◆ EXCERPTED PASSAGE ◆
A Fun and Educational Day Out

Saturday, June 5th, 2022, our daughter and son-in-law treated my wife and me to a trip to Fort Worth, Texas, to visit and tour the Texas Civil War Museum located in that city. If you, like me (like we), live within, say, a 150 mile or even a 200-mile radius of that fair Texas city, let me recommend, on behalf of myself, my wife, and my daughter and son-in-law aforementioned, that you also plan a day out to visit the museum. And take the kiddos along if you can. It will be well worth your time and expense.

We left early and arrived approx. thirty minutes after the museum opened for business (10:00am). During the time we spent touring the museum and its large collection of “Civil War” displays, perhaps fifty to sixty more persons showed up. With exception of one couple in particular (a man and an older woman presumably the man’s mother), virtually everyone else was there to pay his or her respects to the Confederate side of things. The man mentioned in the previous sentence was obviously a Yankee by simple virtue of his Yankee accent, coupled with the fact that he was loud and obnoxious in a place where everyone else knew instinctively or by good breeding that if (s)he felt the need to say anything aloud, to keep his/her voice low. I will say to his credit that the man in question seemed to have “gotten the message” and lowered his voice after having received for his trouble more than one disapproving look from other visitors, as well as a disapproving remark or two from the likes of yours truly.

While the museum pays a certain amount of tribute to the Yankee side of things in the WBTS, it is unabashedly friendly to the Confederate side, which of course it should be since Texans fought on the side of the Confederacy. In addition to its collection of Confederate (south wall) and Yankee (north wall) uniforms, arms, flags, field pieces, etc., the museum houses a small theater in which a thirty-minute-long film documenting the role of Texas and of Texans in the WBTS, as well as a segment showing the several Texas counties many Southerners (including some of my own people) emigrated to during the “Reconstruction” years.

There is a well-supplied “gift shop” housed in the museum as well, and the pricing of the items contained therein is surprisingly low. One “oddity” I noted about the gift shop was that the only “Civil War” movies they had for sale on their movie rack were Gods and Generals, Gettysburg, and Glory. I personally have those three and many more in my own collection at home. But the biggest surprise was that they didn’t sell the film I mentioned above that plays back-to-back-to-back all day long in their theater. I could be wrong about that; it could have been that they were simply sold out of it, but I failed to ask before we left. Anyway, I would have liked to have added the film to my collection because it is both interesting and informative; I learned a few things from having watched it that I did not know before.

◆ GIVEN RECORDS ◆

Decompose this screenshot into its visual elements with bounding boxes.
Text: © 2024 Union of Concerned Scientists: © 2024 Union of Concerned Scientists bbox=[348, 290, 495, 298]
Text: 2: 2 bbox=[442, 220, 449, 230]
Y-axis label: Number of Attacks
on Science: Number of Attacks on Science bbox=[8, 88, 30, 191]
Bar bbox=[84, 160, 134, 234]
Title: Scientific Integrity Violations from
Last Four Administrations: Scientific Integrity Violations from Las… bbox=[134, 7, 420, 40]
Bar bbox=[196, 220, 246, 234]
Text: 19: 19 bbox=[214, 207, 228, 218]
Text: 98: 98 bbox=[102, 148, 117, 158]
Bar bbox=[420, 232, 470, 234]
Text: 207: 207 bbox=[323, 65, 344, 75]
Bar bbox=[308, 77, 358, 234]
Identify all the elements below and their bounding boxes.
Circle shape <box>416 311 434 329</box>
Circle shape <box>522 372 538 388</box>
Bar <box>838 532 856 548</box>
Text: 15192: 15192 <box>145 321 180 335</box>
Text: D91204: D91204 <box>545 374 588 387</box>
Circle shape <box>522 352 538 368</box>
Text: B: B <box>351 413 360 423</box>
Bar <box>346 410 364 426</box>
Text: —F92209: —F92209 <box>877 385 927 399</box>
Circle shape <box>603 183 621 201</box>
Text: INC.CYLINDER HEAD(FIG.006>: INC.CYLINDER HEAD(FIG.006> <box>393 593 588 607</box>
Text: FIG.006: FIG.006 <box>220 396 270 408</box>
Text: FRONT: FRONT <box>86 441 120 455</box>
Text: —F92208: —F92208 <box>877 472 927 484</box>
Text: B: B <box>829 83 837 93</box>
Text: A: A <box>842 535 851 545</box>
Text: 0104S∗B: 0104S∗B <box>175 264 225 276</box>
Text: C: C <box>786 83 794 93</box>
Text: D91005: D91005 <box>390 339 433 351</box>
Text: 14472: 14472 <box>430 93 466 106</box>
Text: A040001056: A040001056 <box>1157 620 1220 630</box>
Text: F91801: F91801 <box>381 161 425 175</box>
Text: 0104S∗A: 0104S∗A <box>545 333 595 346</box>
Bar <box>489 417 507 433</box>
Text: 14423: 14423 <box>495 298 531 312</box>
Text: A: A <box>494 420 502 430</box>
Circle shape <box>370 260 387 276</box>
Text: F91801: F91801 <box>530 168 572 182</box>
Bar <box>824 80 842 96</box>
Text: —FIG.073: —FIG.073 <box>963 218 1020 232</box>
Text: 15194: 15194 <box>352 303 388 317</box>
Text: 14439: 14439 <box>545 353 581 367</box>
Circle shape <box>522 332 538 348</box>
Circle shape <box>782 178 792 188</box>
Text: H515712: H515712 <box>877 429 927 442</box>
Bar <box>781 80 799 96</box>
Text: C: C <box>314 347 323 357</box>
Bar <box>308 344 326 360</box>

◆ STATED TASK ◆
Answer these questions about the account of the Texas Civil War Museum visit:
1. At what time did the museum open?
2. Which wall holds the Confederate uniforms?
3. How long is the film shown in the museum's theater?
The material comes from a different source than the text about the museum visit.

◆ TASK RESPONSE ◆
1. 10:00am
2. The south wall
3. Thirty minutes